**TASK OBJECTIVE**
Copy out all lines where "Default" appears.

**SUPPLIED DATA**
— START —
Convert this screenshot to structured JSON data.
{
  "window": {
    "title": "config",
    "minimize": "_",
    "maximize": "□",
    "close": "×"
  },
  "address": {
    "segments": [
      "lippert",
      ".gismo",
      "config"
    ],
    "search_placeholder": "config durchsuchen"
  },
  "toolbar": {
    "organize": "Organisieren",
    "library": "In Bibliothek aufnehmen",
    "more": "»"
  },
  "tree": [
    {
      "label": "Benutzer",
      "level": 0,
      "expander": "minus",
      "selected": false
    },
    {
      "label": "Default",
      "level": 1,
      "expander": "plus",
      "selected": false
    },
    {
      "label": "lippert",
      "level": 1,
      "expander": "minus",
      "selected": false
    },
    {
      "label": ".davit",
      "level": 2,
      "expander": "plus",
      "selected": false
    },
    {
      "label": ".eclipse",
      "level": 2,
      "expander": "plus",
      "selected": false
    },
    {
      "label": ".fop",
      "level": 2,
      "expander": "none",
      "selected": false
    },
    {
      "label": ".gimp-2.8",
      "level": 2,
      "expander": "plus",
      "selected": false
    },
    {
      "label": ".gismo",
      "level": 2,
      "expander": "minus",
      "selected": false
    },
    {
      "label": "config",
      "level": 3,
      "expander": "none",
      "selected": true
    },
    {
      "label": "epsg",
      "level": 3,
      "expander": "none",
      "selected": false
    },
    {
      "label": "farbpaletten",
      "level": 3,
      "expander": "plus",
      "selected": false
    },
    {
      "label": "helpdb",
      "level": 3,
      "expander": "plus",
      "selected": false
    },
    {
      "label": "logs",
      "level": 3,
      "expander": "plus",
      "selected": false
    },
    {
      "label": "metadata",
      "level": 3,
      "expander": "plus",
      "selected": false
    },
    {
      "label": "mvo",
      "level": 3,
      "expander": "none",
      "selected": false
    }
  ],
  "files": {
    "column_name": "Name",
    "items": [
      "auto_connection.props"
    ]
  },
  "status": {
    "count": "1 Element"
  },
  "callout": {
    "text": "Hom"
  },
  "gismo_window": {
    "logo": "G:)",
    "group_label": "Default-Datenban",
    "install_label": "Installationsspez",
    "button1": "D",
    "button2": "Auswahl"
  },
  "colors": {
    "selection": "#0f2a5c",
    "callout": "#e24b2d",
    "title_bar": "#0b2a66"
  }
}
— END —
**ANSWER TO THIS EXERCISE**
      "label": "Default",
    "group_label": "Default-Datenban",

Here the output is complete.